Aim: Transcribe the listing exactly, leaving out every picture.
---------- Given records
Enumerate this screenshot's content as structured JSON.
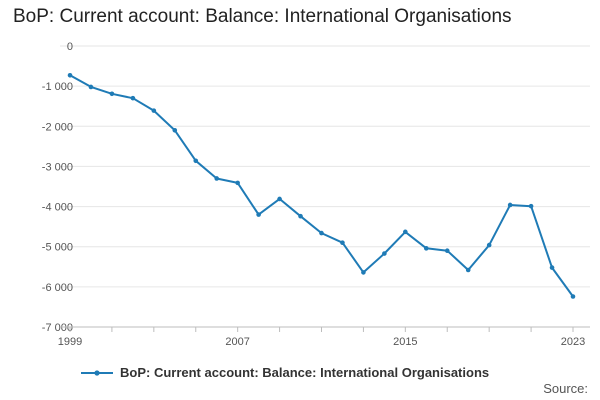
{
  "colors": {
    "series": "#1f7bb6",
    "grid": "#e6e6e6",
    "axis": "#bdbdbd"
  },
  "footer": {
    "source_label": "Source:"
  },
  "chart_data": {
    "type": "line",
    "title": "BoP: Current account: Balance: International Organisations",
    "xlabel": "",
    "ylabel": "",
    "xlim": [
      1999,
      2023
    ],
    "ylim": [
      -7000,
      0
    ],
    "x_ticks": [
      1999,
      2007,
      2015,
      2023
    ],
    "y_ticks": [
      0,
      -1000,
      -2000,
      -3000,
      -4000,
      -5000,
      -6000,
      -7000
    ],
    "y_tick_labels": [
      "0",
      "-1 000",
      "-2 000",
      "-3 000",
      "-4 000",
      "-5 000",
      "-6 000",
      "-7 000"
    ],
    "grid": true,
    "legend_position": "bottom",
    "series": [
      {
        "name": "BoP: Current account: Balance: International Organisations",
        "x": [
          1999,
          2000,
          2001,
          2002,
          2003,
          2004,
          2005,
          2006,
          2007,
          2008,
          2009,
          2010,
          2011,
          2012,
          2013,
          2014,
          2015,
          2016,
          2017,
          2018,
          2019,
          2020,
          2021,
          2022,
          2023
        ],
        "values": [
          -730,
          -1020,
          -1190,
          -1300,
          -1610,
          -2100,
          -2860,
          -3300,
          -3410,
          -4200,
          -3810,
          -4240,
          -4660,
          -4900,
          -5640,
          -5170,
          -4630,
          -5040,
          -5100,
          -5580,
          -4960,
          -3960,
          -3990,
          -5520,
          -6240
        ]
      }
    ]
  }
}
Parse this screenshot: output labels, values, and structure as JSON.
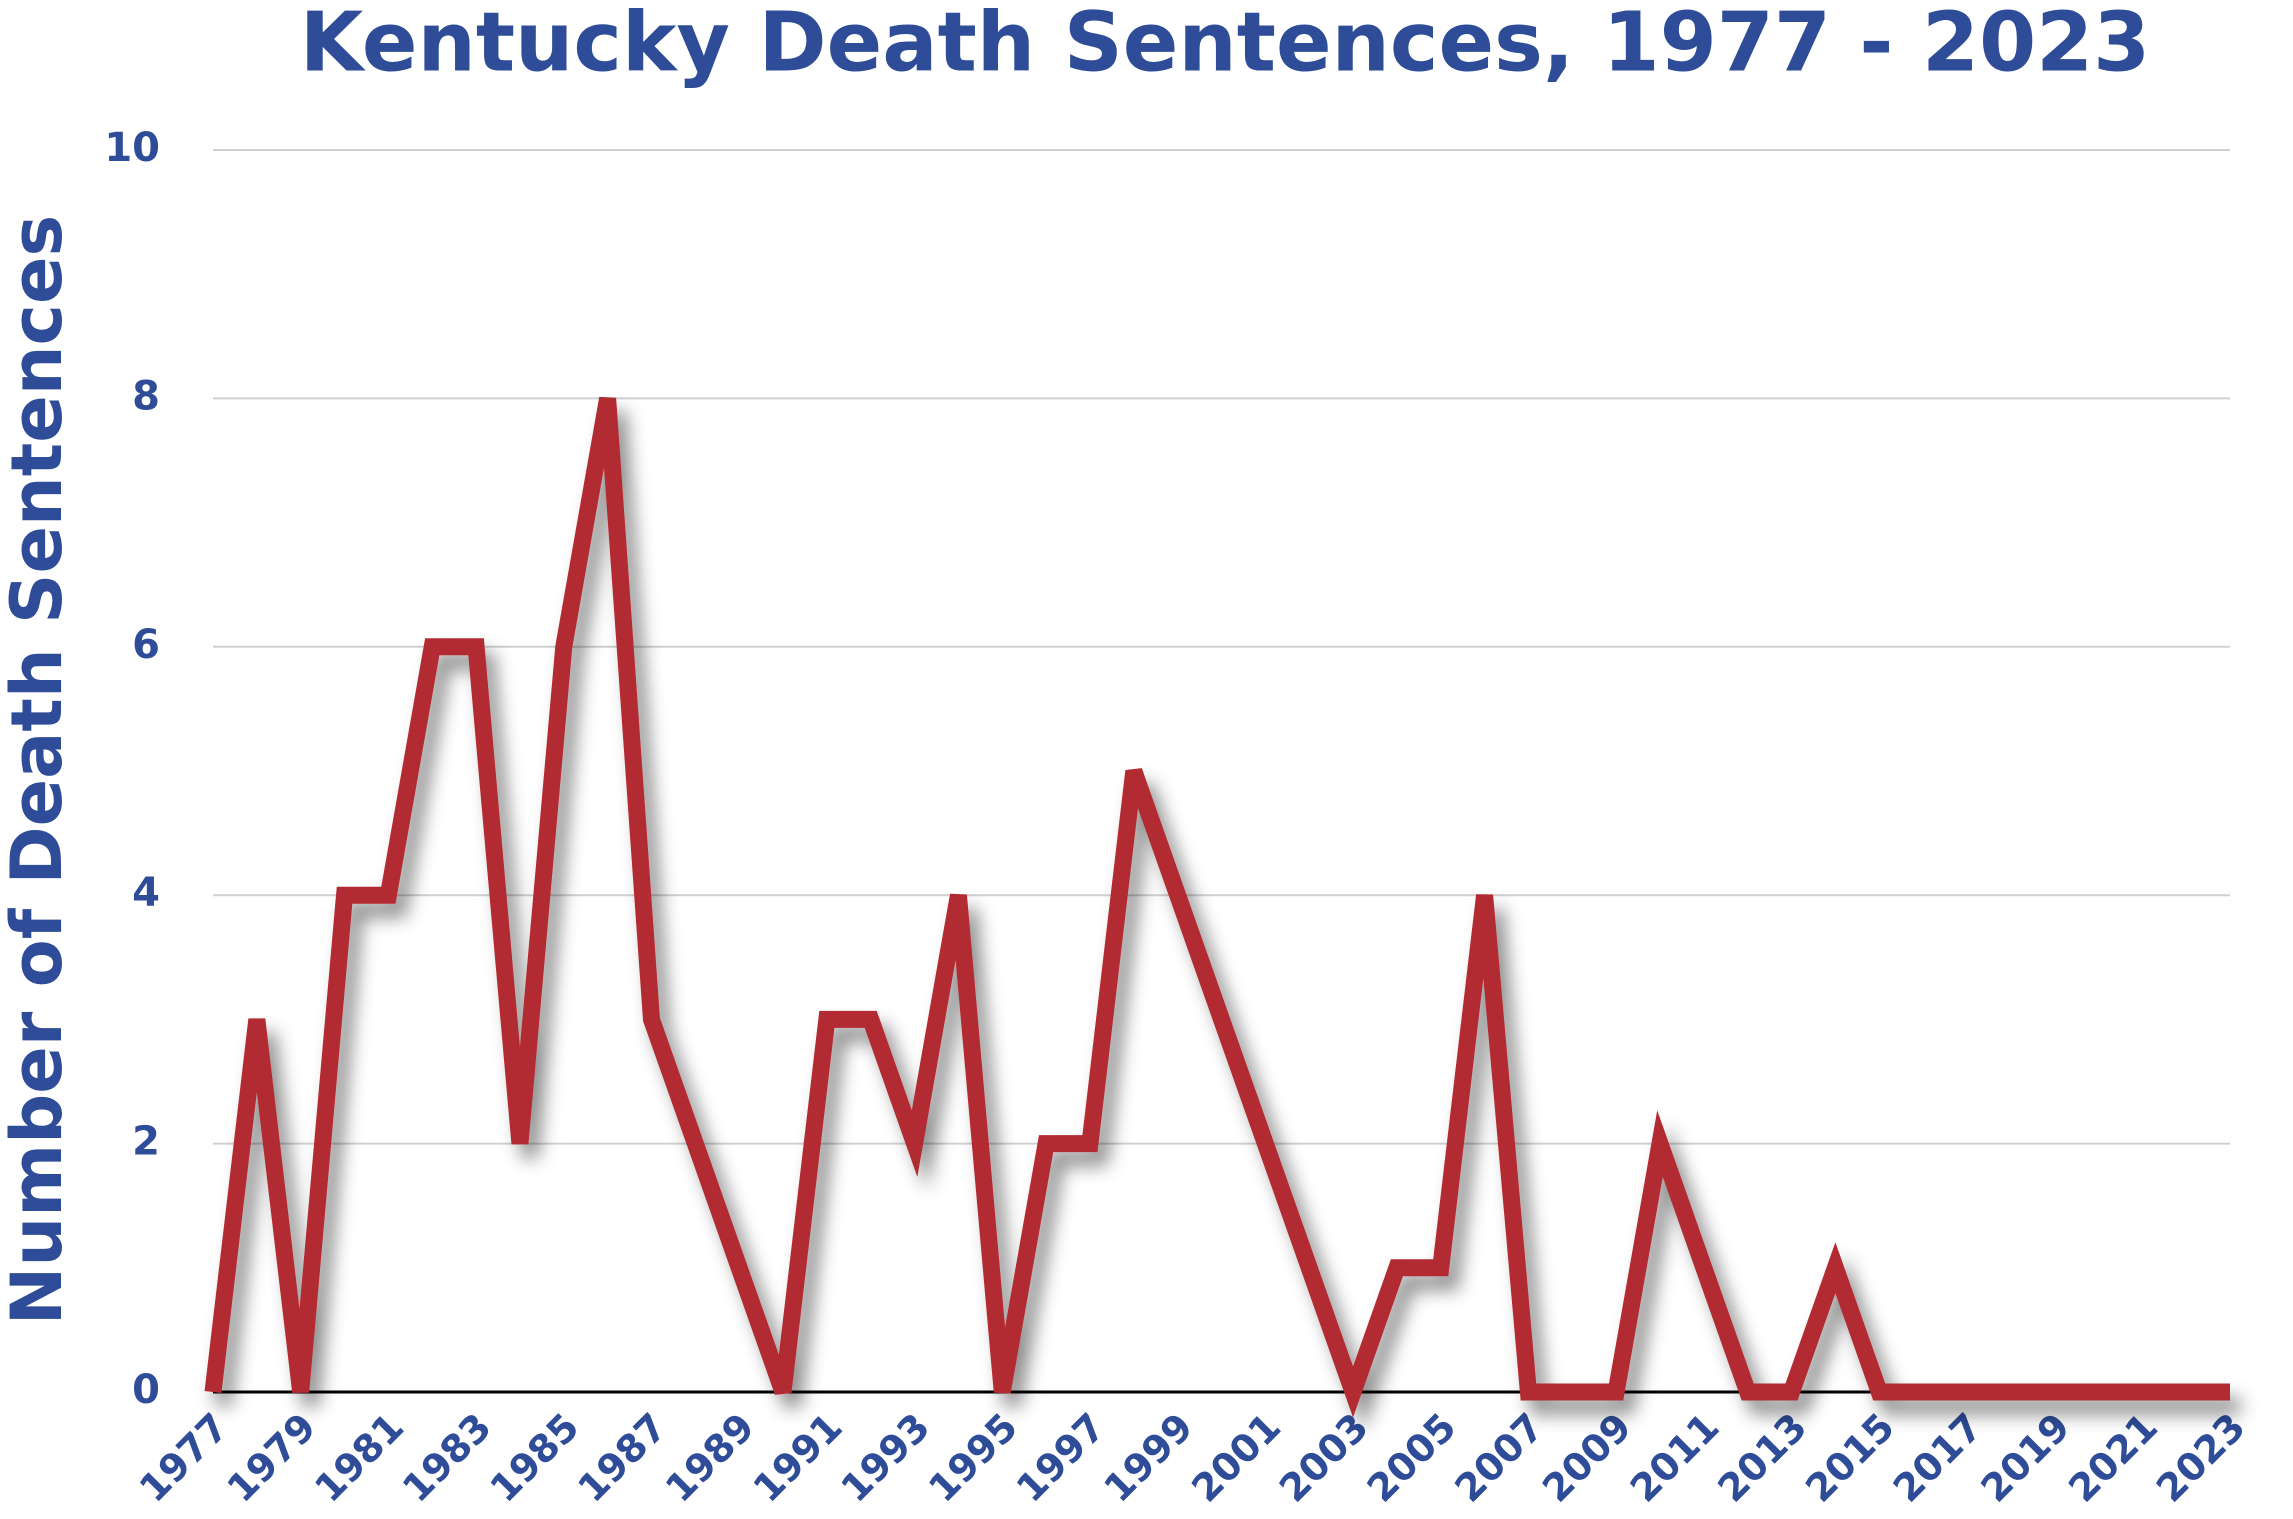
{
  "chart_data": {
    "type": "line",
    "title": "Kentucky Death Sentences, 1977 - 2023",
    "y_label": "Number of Death Sentences",
    "categories": [
      "1977",
      null,
      "1979",
      null,
      "1981",
      null,
      "1983",
      null,
      "1985",
      null,
      "1987",
      null,
      "1989",
      null,
      "1991",
      null,
      "1993",
      null,
      "1995",
      null,
      "1997",
      null,
      "1999",
      null,
      "2001",
      null,
      "2003",
      null,
      "2005",
      null,
      "2007",
      null,
      "2009",
      null,
      "2011",
      null,
      "2013",
      null,
      "2015",
      null,
      "2017",
      null,
      "2019",
      null,
      "2021",
      null,
      "2023"
    ],
    "series": [
      {
        "name": "Death Sentences",
        "color": "#b22a30",
        "values": [
          0,
          3,
          0,
          4,
          4,
          6,
          6,
          2,
          6,
          8,
          3,
          2,
          1,
          0,
          3,
          3,
          2,
          4,
          0,
          2,
          2,
          5,
          4,
          3,
          2,
          1,
          0,
          1,
          1,
          4,
          0,
          0,
          0,
          2,
          1,
          0,
          0,
          1,
          0,
          0,
          0,
          0,
          0,
          0,
          0,
          0,
          0
        ]
      }
    ],
    "ylim": [
      0,
      10
    ],
    "yticks": [
      0,
      2,
      4,
      6,
      8,
      10
    ],
    "grid": true
  }
}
--------------------
Task output:
Enumerate this screenshot's content as structured JSON.
{
  "colors": {
    "series": "#1f7bb6",
    "grid": "#e6e6e6",
    "axis": "#bdbdbd"
  },
  "footer": {
    "source_label": "Source:"
  },
  "chart_data": {
    "type": "line",
    "title": "BoP: Current account: Balance: International Organisations",
    "xlabel": "",
    "ylabel": "",
    "xlim": [
      1999,
      2023
    ],
    "ylim": [
      -7000,
      0
    ],
    "x_ticks": [
      1999,
      2007,
      2015,
      2023
    ],
    "y_ticks": [
      0,
      -1000,
      -2000,
      -3000,
      -4000,
      -5000,
      -6000,
      -7000
    ],
    "y_tick_labels": [
      "0",
      "-1 000",
      "-2 000",
      "-3 000",
      "-4 000",
      "-5 000",
      "-6 000",
      "-7 000"
    ],
    "grid": true,
    "legend_position": "bottom",
    "series": [
      {
        "name": "BoP: Current account: Balance: International Organisations",
        "x": [
          1999,
          2000,
          2001,
          2002,
          2003,
          2004,
          2005,
          2006,
          2007,
          2008,
          2009,
          2010,
          2011,
          2012,
          2013,
          2014,
          2015,
          2016,
          2017,
          2018,
          2019,
          2020,
          2021,
          2022,
          2023
        ],
        "values": [
          -730,
          -1020,
          -1190,
          -1300,
          -1610,
          -2100,
          -2860,
          -3300,
          -3410,
          -4200,
          -3810,
          -4240,
          -4660,
          -4900,
          -5640,
          -5170,
          -4630,
          -5040,
          -5100,
          -5580,
          -4960,
          -3960,
          -3990,
          -5520,
          -6240
        ]
      }
    ]
  }
}
Parse this screenshot: output labels, values, and structure as JSON.
{
  "chart_data": {
    "type": "line",
    "title": "Kentucky Death Sentences, 1977 - 2023",
    "y_label": "Number of Death Sentences",
    "categories": [
      "1977",
      null,
      "1979",
      null,
      "1981",
      null,
      "1983",
      null,
      "1985",
      null,
      "1987",
      null,
      "1989",
      null,
      "1991",
      null,
      "1993",
      null,
      "1995",
      null,
      "1997",
      null,
      "1999",
      null,
      "2001",
      null,
      "2003",
      null,
      "2005",
      null,
      "2007",
      null,
      "2009",
      null,
      "2011",
      null,
      "2013",
      null,
      "2015",
      null,
      "2017",
      null,
      "2019",
      null,
      "2021",
      null,
      "2023"
    ],
    "series": [
      {
        "name": "Death Sentences",
        "color": "#b22a30",
        "values": [
          0,
          3,
          0,
          4,
          4,
          6,
          6,
          2,
          6,
          8,
          3,
          2,
          1,
          0,
          3,
          3,
          2,
          4,
          0,
          2,
          2,
          5,
          4,
          3,
          2,
          1,
          0,
          1,
          1,
          4,
          0,
          0,
          0,
          2,
          1,
          0,
          0,
          1,
          0,
          0,
          0,
          0,
          0,
          0,
          0,
          0,
          0
        ]
      }
    ],
    "ylim": [
      0,
      10
    ],
    "yticks": [
      0,
      2,
      4,
      6,
      8,
      10
    ],
    "grid": true
  }
}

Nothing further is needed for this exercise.